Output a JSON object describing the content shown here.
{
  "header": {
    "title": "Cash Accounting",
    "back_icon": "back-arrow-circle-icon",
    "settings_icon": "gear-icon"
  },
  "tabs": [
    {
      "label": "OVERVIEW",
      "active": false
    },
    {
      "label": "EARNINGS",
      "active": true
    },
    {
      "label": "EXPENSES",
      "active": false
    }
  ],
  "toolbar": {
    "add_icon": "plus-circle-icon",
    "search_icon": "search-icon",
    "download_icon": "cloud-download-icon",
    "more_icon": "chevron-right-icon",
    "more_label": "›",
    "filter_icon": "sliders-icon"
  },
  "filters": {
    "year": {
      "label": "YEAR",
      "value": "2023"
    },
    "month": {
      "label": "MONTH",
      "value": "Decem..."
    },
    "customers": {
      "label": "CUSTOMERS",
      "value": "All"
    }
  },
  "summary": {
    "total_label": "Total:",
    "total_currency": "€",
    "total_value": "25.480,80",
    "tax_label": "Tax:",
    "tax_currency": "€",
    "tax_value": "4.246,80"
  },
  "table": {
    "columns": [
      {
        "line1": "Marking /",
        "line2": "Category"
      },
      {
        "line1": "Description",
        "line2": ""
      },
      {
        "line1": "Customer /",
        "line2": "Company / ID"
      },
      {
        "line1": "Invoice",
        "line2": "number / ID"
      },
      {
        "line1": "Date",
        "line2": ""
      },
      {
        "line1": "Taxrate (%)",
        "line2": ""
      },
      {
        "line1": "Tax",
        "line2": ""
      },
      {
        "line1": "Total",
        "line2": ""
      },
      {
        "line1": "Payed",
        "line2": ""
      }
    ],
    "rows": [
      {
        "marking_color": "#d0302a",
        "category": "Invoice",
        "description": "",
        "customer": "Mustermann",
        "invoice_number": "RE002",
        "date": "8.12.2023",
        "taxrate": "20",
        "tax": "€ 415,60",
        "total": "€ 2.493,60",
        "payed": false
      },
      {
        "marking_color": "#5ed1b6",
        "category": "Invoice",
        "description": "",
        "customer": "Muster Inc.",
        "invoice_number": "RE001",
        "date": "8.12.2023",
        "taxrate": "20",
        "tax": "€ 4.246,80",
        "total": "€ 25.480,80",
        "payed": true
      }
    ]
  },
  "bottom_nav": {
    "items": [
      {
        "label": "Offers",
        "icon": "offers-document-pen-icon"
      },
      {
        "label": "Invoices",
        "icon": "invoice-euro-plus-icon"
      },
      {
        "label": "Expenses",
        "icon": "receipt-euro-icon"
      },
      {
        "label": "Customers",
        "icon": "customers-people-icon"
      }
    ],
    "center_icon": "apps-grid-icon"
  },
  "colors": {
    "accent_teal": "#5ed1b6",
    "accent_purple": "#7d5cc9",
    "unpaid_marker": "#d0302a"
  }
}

Stated exercise -> Return the full listing, character for character.

Task output ->
Output a JSON object describing the content shown here.
{
  "header": {
    "title": "Cash Accounting",
    "back_icon": "back-arrow-circle-icon",
    "settings_icon": "gear-icon"
  },
  "tabs": [
    {
      "label": "OVERVIEW",
      "active": false
    },
    {
      "label": "EARNINGS",
      "active": true
    },
    {
      "label": "EXPENSES",
      "active": false
    }
  ],
  "toolbar": {
    "add_icon": "plus-circle-icon",
    "search_icon": "search-icon",
    "download_icon": "cloud-download-icon",
    "more_icon": "chevron-right-icon",
    "more_label": "›",
    "filter_icon": "sliders-icon"
  },
  "filters": {
    "year": {
      "label": "YEAR",
      "value": "2023"
    },
    "month": {
      "label": "MONTH",
      "value": "Decem..."
    },
    "customers": {
      "label": "CUSTOMERS",
      "value": "All"
    }
  },
  "summary": {
    "total_label": "Total:",
    "total_currency": "€",
    "total_value": "25.480,80",
    "tax_label": "Tax:",
    "tax_currency": "€",
    "tax_value": "4.246,80"
  },
  "table": {
    "columns": [
      {
        "line1": "Marking /",
        "line2": "Category"
      },
      {
        "line1": "Description",
        "line2": ""
      },
      {
        "line1": "Customer /",
        "line2": "Company / ID"
      },
      {
        "line1": "Invoice",
        "line2": "number / ID"
      },
      {
        "line1": "Date",
        "line2": ""
      },
      {
        "line1": "Taxrate (%)",
        "line2": ""
      },
      {
        "line1": "Tax",
        "line2": ""
      },
      {
        "line1": "Total",
        "line2": ""
      },
      {
        "line1": "Payed",
        "line2": ""
      }
    ],
    "rows": [
      {
        "marking_color": "#d0302a",
        "category": "Invoice",
        "description": "",
        "customer": "Mustermann",
        "invoice_number": "RE002",
        "date": "8.12.2023",
        "taxrate": "20",
        "tax": "€ 415,60",
        "total": "€ 2.493,60",
        "payed": false
      },
      {
        "marking_color": "#5ed1b6",
        "category": "Invoice",
        "description": "",
        "customer": "Muster Inc.",
        "invoice_number": "RE001",
        "date": "8.12.2023",
        "taxrate": "20",
        "tax": "€ 4.246,80",
        "total": "€ 25.480,80",
        "payed": true
      }
    ]
  },
  "bottom_nav": {
    "items": [
      {
        "label": "Offers",
        "icon": "offers-document-pen-icon"
      },
      {
        "label": "Invoices",
        "icon": "invoice-euro-plus-icon"
      },
      {
        "label": "Expenses",
        "icon": "receipt-euro-icon"
      },
      {
        "label": "Customers",
        "icon": "customers-people-icon"
      }
    ],
    "center_icon": "apps-grid-icon"
  },
  "colors": {
    "accent_teal": "#5ed1b6",
    "accent_purple": "#7d5cc9",
    "unpaid_marker": "#d0302a"
  }
}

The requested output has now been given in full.